# SUPPLIED DATA:
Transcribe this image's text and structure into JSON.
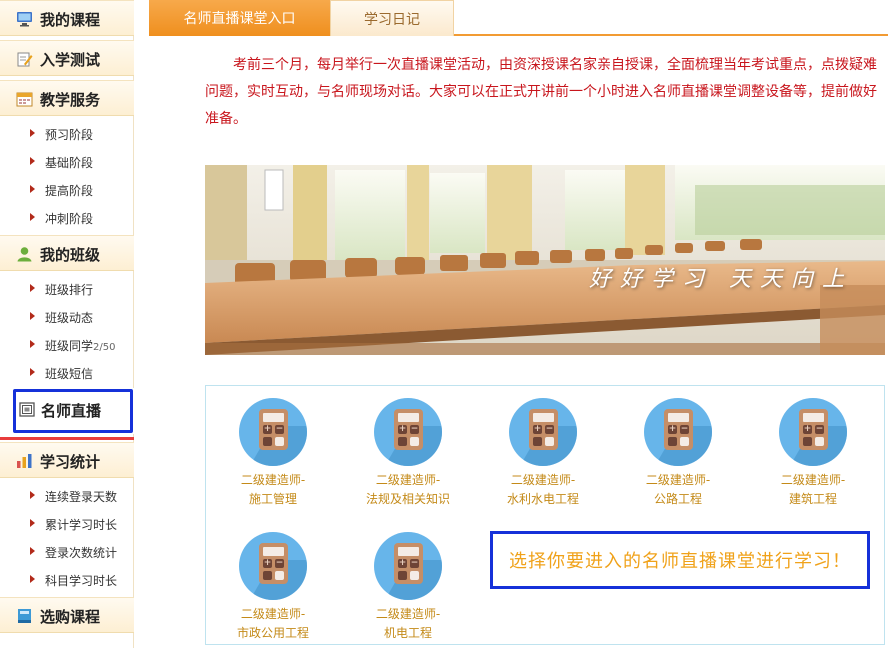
{
  "sidebar": {
    "sections": [
      {
        "label": "我的课程",
        "icon": "monitor-icon"
      },
      {
        "label": "入学测试",
        "icon": "pencil-paper-icon"
      },
      {
        "label": "教学服务",
        "icon": "calendar-icon"
      },
      {
        "label": "我的班级",
        "icon": "user-icon"
      },
      {
        "label": "学习统计",
        "icon": "bar-chart-icon"
      },
      {
        "label": "选购课程",
        "icon": "book-icon"
      }
    ],
    "teaching_items": [
      "预习阶段",
      "基础阶段",
      "提高阶段",
      "冲刺阶段"
    ],
    "class_items": [
      "班级排行",
      "班级动态",
      "班级同学",
      "班级短信"
    ],
    "class_mates_count": "2/50",
    "live_item": {
      "label": "名师直播",
      "icon": "live-icon"
    },
    "stats_items": [
      "连续登录天数",
      "累计学习时长",
      "登录次数统计",
      "科目学习时长"
    ]
  },
  "tabs": {
    "live": "名师直播课堂入口",
    "diary": "学习日记"
  },
  "intro": "考前三个月，每月举行一次直播课堂活动，由资深授课名家亲自授课，全面梳理当年考试重点，点拨疑难问题，实时互动，与名师现场对话。大家可以在正式开讲前一个小时进入名师直播课堂调整设备等，提前做好准备。",
  "banner": {
    "slogan": "好好学习  天天向上"
  },
  "courses": [
    {
      "line1": "二级建造师-",
      "line2": "施工管理"
    },
    {
      "line1": "二级建造师-",
      "line2": "法规及相关知识"
    },
    {
      "line1": "二级建造师-",
      "line2": "水利水电工程"
    },
    {
      "line1": "二级建造师-",
      "line2": "公路工程"
    },
    {
      "line1": "二级建造师-",
      "line2": "建筑工程"
    },
    {
      "line1": "二级建造师-",
      "line2": "市政公用工程"
    },
    {
      "line1": "二级建造师-",
      "line2": "机电工程"
    }
  ],
  "hint": "选择你要进入的名师直播课堂进行学习！",
  "colors": {
    "accent": "#f29b33",
    "intro_text": "#c8161d",
    "course_text": "#c48a18",
    "highlight": "#1531d9",
    "hint_text": "#f0a21a"
  }
}
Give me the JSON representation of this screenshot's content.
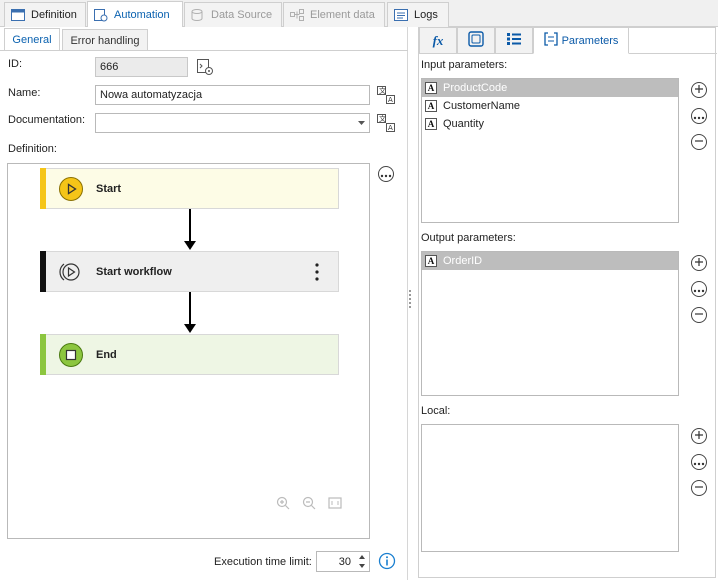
{
  "top_tabs": [
    {
      "label": "Definition",
      "icon": "definition-icon"
    },
    {
      "label": "Automation",
      "icon": "automation-icon"
    },
    {
      "label": "Data Source",
      "icon": "database-icon"
    },
    {
      "label": "Element data",
      "icon": "element-data-icon"
    },
    {
      "label": "Logs",
      "icon": "logs-icon"
    }
  ],
  "sub_tabs": [
    {
      "label": "General"
    },
    {
      "label": "Error handling"
    }
  ],
  "form": {
    "id_label": "ID:",
    "id_value": "666",
    "name_label": "Name:",
    "name_value": "Nowa automatyzacja",
    "doc_label": "Documentation:",
    "doc_value": "",
    "definition_label": "Definition:"
  },
  "flow": {
    "nodes": [
      {
        "label": "Start",
        "kind": "start",
        "color": "#f5c518",
        "fill": "#fdfce6"
      },
      {
        "label": "Start workflow",
        "kind": "action",
        "color": "#111111",
        "fill": "#efefef"
      },
      {
        "label": "End",
        "kind": "end",
        "color": "#8cc63f",
        "fill": "#eef6e4"
      }
    ]
  },
  "execution": {
    "label": "Execution time limit:",
    "value": "30"
  },
  "right_tabs": [
    {
      "label": "",
      "icon": "fx-icon"
    },
    {
      "label": "",
      "icon": "variable-icon"
    },
    {
      "label": "",
      "icon": "list-icon"
    },
    {
      "label": "Parameters",
      "icon": "parameters-icon"
    }
  ],
  "params": {
    "input_label": "Input parameters:",
    "input_items": [
      "ProductCode",
      "CustomerName",
      "Quantity"
    ],
    "output_label": "Output parameters:",
    "output_items": [
      "OrderID"
    ],
    "local_label": "Local:",
    "local_items": [],
    "type_glyph": "A"
  },
  "colors": {
    "accent": "#0b62b0",
    "selected_row": "#bdbdbd"
  }
}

# WHAT THIS TASK INVOLVES:
Locate the word "fill" in the records and collect each line it appears in.

# EXERCISE ANSWER:
        "fill": "#fdfce6"
        "fill": "#efefef"
        "fill": "#eef6e4"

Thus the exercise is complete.